* Material provided
• • • • •

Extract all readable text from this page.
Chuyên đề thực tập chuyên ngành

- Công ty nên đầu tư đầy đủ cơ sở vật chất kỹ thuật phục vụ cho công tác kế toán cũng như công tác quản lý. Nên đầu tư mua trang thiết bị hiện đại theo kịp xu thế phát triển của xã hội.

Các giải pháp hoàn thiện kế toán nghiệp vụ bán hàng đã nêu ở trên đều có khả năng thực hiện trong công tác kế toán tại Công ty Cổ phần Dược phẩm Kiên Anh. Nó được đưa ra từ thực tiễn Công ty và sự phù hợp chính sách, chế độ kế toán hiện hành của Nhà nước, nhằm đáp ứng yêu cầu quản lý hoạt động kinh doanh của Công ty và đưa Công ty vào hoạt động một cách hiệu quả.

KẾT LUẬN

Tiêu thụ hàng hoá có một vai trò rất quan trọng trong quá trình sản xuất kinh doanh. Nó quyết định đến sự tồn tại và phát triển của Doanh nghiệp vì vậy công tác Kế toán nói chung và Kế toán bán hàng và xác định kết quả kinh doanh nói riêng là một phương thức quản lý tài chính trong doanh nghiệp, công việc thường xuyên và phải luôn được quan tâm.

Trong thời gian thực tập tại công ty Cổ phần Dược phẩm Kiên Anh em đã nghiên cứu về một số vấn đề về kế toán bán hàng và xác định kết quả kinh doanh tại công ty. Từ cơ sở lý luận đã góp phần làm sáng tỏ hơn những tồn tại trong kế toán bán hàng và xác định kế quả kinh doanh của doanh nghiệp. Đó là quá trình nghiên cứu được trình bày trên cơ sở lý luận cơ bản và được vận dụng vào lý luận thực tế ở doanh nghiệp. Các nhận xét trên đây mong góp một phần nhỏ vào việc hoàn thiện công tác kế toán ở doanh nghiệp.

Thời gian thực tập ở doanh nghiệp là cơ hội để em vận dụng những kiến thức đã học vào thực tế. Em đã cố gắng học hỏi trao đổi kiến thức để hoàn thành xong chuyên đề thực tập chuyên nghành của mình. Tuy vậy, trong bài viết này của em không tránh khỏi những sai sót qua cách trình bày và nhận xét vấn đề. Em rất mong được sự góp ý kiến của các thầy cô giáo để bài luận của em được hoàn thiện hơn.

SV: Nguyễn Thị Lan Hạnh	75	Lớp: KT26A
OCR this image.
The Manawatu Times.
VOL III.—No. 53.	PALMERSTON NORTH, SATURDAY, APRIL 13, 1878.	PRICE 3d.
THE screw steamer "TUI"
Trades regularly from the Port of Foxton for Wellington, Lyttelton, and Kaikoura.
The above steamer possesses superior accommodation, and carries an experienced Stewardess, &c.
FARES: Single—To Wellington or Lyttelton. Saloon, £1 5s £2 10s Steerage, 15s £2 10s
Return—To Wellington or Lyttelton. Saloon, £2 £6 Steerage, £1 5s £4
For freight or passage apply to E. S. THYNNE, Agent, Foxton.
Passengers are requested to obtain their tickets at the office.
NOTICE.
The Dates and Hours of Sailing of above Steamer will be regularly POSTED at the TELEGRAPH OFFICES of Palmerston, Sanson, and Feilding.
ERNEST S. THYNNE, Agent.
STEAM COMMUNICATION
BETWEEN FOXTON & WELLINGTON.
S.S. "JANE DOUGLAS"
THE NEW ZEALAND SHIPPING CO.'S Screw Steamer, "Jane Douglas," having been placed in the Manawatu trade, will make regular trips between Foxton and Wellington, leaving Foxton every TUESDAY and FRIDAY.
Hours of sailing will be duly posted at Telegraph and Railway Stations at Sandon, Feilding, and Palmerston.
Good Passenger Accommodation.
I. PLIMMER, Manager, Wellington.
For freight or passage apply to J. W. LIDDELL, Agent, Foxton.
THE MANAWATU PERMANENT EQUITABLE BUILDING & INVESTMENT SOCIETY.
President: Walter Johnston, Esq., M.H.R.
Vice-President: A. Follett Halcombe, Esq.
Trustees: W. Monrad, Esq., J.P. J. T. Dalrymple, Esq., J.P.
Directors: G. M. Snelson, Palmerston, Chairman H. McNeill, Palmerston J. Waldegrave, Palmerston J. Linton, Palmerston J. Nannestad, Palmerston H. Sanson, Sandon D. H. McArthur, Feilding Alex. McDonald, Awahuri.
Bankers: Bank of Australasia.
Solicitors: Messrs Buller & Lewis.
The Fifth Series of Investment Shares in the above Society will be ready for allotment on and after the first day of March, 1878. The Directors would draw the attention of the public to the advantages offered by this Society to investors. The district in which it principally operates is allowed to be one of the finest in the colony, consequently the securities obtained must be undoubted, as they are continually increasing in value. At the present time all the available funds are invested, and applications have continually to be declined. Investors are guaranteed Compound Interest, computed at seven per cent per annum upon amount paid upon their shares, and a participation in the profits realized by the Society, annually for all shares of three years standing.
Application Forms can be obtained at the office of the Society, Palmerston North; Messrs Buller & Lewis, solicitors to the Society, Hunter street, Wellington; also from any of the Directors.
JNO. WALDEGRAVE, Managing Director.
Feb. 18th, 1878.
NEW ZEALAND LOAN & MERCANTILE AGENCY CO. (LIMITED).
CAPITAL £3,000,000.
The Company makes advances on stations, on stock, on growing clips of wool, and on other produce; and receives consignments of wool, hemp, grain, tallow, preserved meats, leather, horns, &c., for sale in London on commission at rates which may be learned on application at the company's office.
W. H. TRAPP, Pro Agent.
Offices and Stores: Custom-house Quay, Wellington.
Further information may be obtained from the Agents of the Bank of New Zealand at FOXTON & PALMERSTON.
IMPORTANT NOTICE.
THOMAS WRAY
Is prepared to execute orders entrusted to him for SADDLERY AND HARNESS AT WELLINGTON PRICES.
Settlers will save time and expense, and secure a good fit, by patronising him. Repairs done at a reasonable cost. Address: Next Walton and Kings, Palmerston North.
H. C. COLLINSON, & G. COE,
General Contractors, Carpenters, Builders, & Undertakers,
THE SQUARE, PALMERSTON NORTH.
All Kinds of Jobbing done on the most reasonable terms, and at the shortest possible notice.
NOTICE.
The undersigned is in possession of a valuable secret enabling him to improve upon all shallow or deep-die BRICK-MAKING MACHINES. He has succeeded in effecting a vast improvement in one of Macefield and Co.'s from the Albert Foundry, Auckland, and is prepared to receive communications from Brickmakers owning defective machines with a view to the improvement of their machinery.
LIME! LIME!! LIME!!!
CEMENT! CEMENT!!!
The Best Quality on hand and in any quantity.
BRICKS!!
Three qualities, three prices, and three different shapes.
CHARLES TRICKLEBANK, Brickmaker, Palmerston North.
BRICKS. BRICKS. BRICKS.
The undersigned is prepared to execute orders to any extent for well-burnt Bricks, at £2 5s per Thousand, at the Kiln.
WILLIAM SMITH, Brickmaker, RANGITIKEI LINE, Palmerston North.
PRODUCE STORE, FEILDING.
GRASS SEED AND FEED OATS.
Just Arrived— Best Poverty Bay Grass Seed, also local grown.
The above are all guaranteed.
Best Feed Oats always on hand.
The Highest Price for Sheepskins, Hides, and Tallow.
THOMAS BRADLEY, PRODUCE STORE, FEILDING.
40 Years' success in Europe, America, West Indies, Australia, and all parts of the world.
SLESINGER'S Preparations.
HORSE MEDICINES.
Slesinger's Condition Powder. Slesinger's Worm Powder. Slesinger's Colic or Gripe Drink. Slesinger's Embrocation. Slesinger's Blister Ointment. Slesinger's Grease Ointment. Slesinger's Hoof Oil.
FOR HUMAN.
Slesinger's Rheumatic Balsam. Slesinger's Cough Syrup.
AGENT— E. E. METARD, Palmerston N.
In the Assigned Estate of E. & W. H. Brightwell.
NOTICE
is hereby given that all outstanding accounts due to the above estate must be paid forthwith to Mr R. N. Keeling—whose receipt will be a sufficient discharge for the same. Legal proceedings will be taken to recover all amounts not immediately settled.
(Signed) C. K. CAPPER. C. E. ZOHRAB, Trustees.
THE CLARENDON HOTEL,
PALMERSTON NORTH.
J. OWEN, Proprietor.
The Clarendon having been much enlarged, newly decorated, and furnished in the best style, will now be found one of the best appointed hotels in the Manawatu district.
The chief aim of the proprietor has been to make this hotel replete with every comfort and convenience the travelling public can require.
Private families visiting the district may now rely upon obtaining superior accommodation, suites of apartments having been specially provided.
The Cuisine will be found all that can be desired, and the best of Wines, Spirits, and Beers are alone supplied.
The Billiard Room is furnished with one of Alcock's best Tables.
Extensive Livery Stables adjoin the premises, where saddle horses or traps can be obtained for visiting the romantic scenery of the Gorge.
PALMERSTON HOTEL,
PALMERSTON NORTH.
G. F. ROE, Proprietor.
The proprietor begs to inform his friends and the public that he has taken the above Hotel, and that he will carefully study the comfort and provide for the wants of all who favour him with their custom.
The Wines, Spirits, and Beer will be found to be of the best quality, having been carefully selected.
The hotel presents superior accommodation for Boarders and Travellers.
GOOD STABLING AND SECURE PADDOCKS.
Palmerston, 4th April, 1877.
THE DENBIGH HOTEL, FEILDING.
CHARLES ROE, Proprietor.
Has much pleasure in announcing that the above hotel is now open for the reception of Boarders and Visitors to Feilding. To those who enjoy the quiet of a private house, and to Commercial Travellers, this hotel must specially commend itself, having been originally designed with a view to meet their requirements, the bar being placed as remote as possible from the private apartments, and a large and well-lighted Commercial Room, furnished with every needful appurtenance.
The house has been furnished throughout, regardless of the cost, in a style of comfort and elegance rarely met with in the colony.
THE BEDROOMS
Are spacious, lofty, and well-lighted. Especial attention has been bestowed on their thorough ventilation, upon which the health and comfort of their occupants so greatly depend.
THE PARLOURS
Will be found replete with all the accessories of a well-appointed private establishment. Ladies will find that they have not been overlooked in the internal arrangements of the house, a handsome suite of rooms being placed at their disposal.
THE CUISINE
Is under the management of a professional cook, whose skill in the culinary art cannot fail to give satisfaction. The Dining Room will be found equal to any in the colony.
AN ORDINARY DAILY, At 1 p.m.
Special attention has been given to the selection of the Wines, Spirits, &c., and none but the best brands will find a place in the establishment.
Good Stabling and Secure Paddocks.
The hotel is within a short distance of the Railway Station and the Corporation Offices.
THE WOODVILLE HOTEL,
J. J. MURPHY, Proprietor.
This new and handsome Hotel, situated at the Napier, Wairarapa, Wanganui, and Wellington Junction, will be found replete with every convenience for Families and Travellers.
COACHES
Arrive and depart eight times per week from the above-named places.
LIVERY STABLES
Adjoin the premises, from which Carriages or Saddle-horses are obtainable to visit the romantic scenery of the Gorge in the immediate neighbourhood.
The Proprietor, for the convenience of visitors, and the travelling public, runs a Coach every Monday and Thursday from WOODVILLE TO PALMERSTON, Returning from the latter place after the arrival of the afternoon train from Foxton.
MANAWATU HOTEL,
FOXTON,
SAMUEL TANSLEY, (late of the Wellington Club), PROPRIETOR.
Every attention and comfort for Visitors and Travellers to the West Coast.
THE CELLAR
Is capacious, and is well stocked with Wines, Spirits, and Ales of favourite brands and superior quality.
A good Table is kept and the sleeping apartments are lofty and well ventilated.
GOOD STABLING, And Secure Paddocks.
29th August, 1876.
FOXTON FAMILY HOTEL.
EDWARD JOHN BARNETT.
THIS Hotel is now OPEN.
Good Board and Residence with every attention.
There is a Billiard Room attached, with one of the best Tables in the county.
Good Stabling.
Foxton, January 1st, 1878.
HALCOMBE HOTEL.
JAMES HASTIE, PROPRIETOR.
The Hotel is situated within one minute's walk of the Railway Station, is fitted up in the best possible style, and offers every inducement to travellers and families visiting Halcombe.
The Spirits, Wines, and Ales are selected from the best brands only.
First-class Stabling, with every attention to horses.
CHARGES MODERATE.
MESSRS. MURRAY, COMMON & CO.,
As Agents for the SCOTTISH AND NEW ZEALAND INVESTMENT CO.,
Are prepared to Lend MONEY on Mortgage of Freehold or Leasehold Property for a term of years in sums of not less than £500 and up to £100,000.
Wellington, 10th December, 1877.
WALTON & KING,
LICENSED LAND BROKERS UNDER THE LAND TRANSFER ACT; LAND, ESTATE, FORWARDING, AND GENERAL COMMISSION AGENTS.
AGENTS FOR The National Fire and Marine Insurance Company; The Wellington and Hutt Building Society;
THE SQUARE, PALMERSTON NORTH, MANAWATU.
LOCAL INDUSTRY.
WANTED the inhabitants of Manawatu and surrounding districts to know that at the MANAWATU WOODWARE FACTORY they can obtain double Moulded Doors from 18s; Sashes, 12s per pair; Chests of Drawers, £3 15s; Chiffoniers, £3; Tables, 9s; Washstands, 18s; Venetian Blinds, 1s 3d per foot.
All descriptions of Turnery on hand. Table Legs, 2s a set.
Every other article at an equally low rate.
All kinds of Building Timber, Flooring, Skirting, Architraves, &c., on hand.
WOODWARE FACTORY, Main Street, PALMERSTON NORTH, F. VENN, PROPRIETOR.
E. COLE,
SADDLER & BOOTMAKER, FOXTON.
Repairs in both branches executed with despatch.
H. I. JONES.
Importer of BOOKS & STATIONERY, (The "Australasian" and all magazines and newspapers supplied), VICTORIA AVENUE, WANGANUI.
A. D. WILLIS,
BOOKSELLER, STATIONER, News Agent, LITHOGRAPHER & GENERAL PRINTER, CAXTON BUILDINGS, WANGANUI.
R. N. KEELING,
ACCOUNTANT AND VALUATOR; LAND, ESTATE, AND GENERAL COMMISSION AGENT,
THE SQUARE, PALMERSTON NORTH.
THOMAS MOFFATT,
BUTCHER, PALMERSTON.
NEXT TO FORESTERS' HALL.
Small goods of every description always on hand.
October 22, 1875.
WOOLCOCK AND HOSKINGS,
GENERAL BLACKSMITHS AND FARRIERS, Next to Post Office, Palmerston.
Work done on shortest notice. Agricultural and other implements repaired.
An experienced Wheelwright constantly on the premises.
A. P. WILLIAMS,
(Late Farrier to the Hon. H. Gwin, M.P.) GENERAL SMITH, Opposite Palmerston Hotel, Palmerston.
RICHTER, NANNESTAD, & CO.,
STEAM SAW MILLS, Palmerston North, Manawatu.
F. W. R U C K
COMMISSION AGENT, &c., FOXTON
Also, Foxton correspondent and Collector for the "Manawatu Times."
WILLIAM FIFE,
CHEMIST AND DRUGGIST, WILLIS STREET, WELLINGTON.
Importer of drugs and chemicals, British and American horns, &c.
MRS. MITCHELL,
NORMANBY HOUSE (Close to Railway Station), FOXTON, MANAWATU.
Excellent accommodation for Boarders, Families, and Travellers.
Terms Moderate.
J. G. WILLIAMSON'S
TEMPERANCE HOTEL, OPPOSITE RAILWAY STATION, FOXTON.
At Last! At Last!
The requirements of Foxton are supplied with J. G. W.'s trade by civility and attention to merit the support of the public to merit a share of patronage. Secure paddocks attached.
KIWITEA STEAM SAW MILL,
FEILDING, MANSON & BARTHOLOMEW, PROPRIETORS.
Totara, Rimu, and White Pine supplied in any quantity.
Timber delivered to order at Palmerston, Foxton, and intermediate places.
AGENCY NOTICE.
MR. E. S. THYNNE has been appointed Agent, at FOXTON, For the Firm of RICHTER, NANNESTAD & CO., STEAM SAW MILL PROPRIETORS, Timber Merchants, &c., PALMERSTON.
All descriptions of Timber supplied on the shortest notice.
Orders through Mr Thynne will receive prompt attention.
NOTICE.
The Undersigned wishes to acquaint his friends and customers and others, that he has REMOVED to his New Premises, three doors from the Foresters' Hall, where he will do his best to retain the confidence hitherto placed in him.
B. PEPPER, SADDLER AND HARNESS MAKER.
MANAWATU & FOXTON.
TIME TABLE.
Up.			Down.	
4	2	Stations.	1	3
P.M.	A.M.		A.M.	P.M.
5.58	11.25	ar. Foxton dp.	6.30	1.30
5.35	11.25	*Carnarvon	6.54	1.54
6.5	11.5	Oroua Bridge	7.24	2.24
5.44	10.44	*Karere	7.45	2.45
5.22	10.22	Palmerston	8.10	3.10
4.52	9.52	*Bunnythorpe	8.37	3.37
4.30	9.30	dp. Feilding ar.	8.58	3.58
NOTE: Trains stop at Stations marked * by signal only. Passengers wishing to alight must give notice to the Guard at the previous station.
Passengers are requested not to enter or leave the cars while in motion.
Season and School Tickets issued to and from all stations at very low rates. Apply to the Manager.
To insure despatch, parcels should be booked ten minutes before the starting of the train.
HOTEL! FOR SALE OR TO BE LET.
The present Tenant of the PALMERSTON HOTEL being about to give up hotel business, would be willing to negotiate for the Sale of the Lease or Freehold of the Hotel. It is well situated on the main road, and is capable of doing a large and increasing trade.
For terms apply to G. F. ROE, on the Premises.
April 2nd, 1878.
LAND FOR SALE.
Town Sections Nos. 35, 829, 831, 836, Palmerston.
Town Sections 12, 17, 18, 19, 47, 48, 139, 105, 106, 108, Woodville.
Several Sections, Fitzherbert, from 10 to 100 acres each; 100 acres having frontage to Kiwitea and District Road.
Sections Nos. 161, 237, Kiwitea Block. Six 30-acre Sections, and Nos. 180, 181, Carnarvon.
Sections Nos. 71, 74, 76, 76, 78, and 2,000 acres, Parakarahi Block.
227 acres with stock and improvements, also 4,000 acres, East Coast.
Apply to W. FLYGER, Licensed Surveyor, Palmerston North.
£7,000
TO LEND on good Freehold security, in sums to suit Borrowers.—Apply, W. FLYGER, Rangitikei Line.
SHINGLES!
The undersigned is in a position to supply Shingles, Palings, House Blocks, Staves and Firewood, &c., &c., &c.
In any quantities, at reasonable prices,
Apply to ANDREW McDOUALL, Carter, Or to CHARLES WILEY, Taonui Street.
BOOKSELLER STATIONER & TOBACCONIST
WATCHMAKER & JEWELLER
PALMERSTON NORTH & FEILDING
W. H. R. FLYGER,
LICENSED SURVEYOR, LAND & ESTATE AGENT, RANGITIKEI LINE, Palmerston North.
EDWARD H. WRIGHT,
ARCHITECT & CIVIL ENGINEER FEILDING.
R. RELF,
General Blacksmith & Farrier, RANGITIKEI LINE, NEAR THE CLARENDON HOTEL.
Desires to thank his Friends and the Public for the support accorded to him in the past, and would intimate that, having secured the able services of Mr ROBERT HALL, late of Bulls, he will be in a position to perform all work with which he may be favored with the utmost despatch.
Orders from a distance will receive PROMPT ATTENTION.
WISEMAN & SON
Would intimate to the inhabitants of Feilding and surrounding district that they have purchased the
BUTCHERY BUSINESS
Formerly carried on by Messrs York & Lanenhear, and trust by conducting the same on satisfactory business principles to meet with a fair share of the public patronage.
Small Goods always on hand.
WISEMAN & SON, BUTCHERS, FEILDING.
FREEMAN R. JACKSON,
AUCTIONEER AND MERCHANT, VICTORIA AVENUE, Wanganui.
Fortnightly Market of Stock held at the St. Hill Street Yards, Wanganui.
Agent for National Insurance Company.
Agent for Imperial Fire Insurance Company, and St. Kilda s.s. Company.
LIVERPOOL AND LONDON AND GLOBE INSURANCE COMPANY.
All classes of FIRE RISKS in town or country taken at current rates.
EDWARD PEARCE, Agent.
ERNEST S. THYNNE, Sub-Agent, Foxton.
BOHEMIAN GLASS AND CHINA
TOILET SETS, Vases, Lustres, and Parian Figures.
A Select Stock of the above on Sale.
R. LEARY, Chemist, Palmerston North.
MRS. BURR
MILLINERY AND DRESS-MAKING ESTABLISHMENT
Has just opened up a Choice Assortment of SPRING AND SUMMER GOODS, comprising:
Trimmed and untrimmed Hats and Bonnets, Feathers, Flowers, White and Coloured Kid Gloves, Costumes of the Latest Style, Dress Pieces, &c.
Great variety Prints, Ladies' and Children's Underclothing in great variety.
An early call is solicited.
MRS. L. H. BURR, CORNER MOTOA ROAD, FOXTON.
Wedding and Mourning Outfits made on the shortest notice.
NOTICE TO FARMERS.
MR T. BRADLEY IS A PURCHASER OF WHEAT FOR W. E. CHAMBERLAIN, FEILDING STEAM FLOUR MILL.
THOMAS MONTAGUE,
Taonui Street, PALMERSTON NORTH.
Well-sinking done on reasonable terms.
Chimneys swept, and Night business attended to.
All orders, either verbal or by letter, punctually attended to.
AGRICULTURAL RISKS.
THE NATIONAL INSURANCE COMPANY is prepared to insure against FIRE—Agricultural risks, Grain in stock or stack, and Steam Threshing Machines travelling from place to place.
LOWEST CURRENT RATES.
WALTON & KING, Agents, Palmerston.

• • • • •

* Written problem
Using the listing, copy every line where the word "HARNESS" shows up.

* Result
Is prepared to execute orders entrusted to him for SADDLERY AND HARNESS AT WELLINGTON PRICES.
B. PEPPER, SADDLER AND HARNESS MAKER.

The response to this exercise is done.